Task requirements:
Copy out every line of the records below word for word, changing nothing.
==========
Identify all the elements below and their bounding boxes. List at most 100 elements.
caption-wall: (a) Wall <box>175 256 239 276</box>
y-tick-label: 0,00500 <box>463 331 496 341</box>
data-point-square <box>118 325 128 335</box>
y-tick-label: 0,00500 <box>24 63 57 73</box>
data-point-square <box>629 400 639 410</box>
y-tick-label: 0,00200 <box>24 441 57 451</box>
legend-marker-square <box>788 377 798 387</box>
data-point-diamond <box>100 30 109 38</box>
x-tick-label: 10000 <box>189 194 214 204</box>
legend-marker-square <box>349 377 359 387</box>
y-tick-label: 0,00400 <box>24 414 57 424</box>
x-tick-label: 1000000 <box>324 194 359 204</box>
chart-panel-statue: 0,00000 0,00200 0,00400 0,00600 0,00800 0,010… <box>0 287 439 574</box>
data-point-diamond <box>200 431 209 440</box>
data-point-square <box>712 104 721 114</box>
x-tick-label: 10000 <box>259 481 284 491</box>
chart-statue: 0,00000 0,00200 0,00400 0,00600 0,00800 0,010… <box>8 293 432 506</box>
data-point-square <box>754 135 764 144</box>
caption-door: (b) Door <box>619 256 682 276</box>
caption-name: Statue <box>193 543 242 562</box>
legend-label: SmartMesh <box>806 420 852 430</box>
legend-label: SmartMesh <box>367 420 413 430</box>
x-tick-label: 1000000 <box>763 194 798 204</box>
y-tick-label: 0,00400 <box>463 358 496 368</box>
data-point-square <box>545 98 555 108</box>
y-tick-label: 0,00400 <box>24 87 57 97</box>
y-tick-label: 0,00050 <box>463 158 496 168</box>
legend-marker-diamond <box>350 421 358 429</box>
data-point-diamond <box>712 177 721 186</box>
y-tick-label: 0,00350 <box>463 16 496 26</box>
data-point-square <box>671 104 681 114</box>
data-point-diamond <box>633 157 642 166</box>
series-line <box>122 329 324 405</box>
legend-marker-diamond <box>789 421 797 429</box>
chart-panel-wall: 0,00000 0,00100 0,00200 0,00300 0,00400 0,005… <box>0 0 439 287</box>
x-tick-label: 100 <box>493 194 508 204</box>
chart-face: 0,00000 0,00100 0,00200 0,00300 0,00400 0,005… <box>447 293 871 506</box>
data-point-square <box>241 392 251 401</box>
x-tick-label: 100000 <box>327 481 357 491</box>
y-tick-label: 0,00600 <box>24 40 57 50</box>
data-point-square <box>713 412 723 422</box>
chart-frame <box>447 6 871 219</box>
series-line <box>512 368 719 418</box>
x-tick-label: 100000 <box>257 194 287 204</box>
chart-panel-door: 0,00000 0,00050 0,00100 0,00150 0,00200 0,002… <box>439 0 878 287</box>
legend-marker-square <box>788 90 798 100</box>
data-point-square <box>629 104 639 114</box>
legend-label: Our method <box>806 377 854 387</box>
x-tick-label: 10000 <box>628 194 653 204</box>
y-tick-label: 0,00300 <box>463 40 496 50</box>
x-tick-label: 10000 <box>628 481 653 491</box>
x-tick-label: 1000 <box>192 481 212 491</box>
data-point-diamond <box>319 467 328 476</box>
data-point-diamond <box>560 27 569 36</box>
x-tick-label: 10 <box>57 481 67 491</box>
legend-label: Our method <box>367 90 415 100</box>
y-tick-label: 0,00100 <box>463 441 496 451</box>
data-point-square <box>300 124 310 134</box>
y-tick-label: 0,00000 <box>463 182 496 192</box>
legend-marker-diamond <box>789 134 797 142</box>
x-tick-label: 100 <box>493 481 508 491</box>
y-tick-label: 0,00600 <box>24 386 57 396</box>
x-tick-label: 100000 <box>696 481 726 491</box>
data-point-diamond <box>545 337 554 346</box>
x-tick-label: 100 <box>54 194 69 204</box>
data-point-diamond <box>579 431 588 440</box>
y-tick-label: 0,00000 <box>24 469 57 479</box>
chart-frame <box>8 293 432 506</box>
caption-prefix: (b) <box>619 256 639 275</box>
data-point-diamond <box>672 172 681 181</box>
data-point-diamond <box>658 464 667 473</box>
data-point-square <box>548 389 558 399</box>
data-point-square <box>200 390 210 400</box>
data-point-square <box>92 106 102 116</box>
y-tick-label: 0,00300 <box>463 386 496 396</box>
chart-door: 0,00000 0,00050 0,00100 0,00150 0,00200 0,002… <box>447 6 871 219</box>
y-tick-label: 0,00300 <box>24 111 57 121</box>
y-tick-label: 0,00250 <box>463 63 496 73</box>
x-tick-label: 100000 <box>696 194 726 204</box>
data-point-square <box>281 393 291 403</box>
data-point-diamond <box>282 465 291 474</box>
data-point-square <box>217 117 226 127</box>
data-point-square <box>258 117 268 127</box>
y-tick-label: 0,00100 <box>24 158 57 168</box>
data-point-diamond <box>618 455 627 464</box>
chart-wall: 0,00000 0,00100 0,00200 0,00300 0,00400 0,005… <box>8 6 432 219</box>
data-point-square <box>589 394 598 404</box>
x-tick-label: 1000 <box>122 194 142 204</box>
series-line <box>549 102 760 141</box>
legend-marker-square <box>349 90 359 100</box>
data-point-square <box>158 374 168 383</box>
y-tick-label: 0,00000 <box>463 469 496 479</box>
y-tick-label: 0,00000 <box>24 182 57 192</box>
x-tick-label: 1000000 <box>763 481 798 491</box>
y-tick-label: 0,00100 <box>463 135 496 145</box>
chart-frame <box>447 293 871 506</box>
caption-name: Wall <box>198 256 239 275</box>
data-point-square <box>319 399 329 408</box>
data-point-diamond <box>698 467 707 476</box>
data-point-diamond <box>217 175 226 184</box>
==========
Result below:
Identify all the elements below and their bounding boxes. List at most 100 elements.
caption-wall: (a) Wall <box>175 256 239 276</box>
y-tick-label: 0,00500 <box>463 331 496 341</box>
data-point-square <box>118 325 128 335</box>
y-tick-label: 0,00500 <box>24 63 57 73</box>
data-point-square <box>629 400 639 410</box>
y-tick-label: 0,00200 <box>24 441 57 451</box>
legend-marker-square <box>788 377 798 387</box>
data-point-diamond <box>100 30 109 38</box>
x-tick-label: 10000 <box>189 194 214 204</box>
legend-marker-square <box>349 377 359 387</box>
y-tick-label: 0,00400 <box>24 414 57 424</box>
x-tick-label: 1000000 <box>324 194 359 204</box>
chart-panel-statue: 0,00000 0,00200 0,00400 0,00600 0,00800 0,010… <box>0 287 439 574</box>
data-point-diamond <box>200 431 209 440</box>
data-point-square <box>712 104 721 114</box>
x-tick-label: 10000 <box>259 481 284 491</box>
chart-statue: 0,00000 0,00200 0,00400 0,00600 0,00800 0,010… <box>8 293 432 506</box>
data-point-square <box>754 135 764 144</box>
caption-door: (b) Door <box>619 256 682 276</box>
caption-name: Statue <box>193 543 242 562</box>
legend-label: SmartMesh <box>806 420 852 430</box>
legend-label: SmartMesh <box>367 420 413 430</box>
x-tick-label: 1000000 <box>763 194 798 204</box>
y-tick-label: 0,00400 <box>463 358 496 368</box>
data-point-square <box>545 98 555 108</box>
y-tick-label: 0,00400 <box>24 87 57 97</box>
y-tick-label: 0,00050 <box>463 158 496 168</box>
legend-marker-diamond <box>350 421 358 429</box>
data-point-diamond <box>712 177 721 186</box>
y-tick-label: 0,00350 <box>463 16 496 26</box>
data-point-square <box>671 104 681 114</box>
data-point-diamond <box>633 157 642 166</box>
series-line <box>122 329 324 405</box>
legend-marker-diamond <box>789 421 797 429</box>
chart-panel-wall: 0,00000 0,00100 0,00200 0,00300 0,00400 0,005… <box>0 0 439 287</box>
x-tick-label: 100 <box>493 194 508 204</box>
chart-face: 0,00000 0,00100 0,00200 0,00300 0,00400 0,005… <box>447 293 871 506</box>
data-point-square <box>241 392 251 401</box>
x-tick-label: 100000 <box>327 481 357 491</box>
y-tick-label: 0,00600 <box>24 40 57 50</box>
data-point-square <box>713 412 723 422</box>
chart-frame <box>447 6 871 219</box>
series-line <box>512 368 719 418</box>
x-tick-label: 100000 <box>257 194 287 204</box>
chart-panel-door: 0,00000 0,00050 0,00100 0,00150 0,00200 0,002… <box>439 0 878 287</box>
legend-marker-square <box>788 90 798 100</box>
data-point-square <box>629 104 639 114</box>
legend-label: Our method <box>806 377 854 387</box>
x-tick-label: 10000 <box>628 194 653 204</box>
y-tick-label: 0,00300 <box>463 40 496 50</box>
x-tick-label: 10000 <box>628 481 653 491</box>
x-tick-label: 1000 <box>192 481 212 491</box>
data-point-diamond <box>319 467 328 476</box>
data-point-diamond <box>560 27 569 36</box>
x-tick-label: 10 <box>57 481 67 491</box>
legend-label: Our method <box>367 90 415 100</box>
y-tick-label: 0,00100 <box>463 441 496 451</box>
data-point-square <box>300 124 310 134</box>
y-tick-label: 0,00000 <box>463 182 496 192</box>
legend-marker-diamond <box>789 134 797 142</box>
x-tick-label: 100 <box>493 481 508 491</box>
y-tick-label: 0,00600 <box>24 386 57 396</box>
x-tick-label: 100000 <box>696 481 726 491</box>
data-point-diamond <box>545 337 554 346</box>
x-tick-label: 100 <box>54 194 69 204</box>
data-point-diamond <box>579 431 588 440</box>
y-tick-label: 0,00000 <box>24 469 57 479</box>
chart-frame <box>8 293 432 506</box>
caption-prefix: (b) <box>619 256 639 275</box>
data-point-diamond <box>672 172 681 181</box>
data-point-diamond <box>658 464 667 473</box>
data-point-square <box>548 389 558 399</box>
data-point-square <box>200 390 210 400</box>
data-point-square <box>92 106 102 116</box>
y-tick-label: 0,00300 <box>463 386 496 396</box>
chart-door: 0,00000 0,00050 0,00100 0,00150 0,00200 0,002… <box>447 6 871 219</box>
y-tick-label: 0,00300 <box>24 111 57 121</box>
y-tick-label: 0,00250 <box>463 63 496 73</box>
x-tick-label: 100000 <box>696 194 726 204</box>
data-point-square <box>281 393 291 403</box>
data-point-diamond <box>282 465 291 474</box>
data-point-square <box>217 117 226 127</box>
data-point-square <box>258 117 268 127</box>
y-tick-label: 0,00100 <box>24 158 57 168</box>
data-point-diamond <box>618 455 627 464</box>
chart-wall: 0,00000 0,00100 0,00200 0,00300 0,00400 0,005… <box>8 6 432 219</box>
data-point-square <box>589 394 598 404</box>
x-tick-label: 1000 <box>122 194 142 204</box>
series-line <box>549 102 760 141</box>
legend-marker-square <box>349 90 359 100</box>
data-point-square <box>158 374 168 383</box>
y-tick-label: 0,00000 <box>463 469 496 479</box>
y-tick-label: 0,00000 <box>24 182 57 192</box>
x-tick-label: 1000000 <box>763 481 798 491</box>
y-tick-label: 0,00100 <box>463 135 496 145</box>
chart-frame <box>447 293 871 506</box>
caption-name: Wall <box>198 256 239 275</box>
data-point-square <box>319 399 329 408</box>
data-point-diamond <box>698 467 707 476</box>
data-point-diamond <box>217 175 226 184</box>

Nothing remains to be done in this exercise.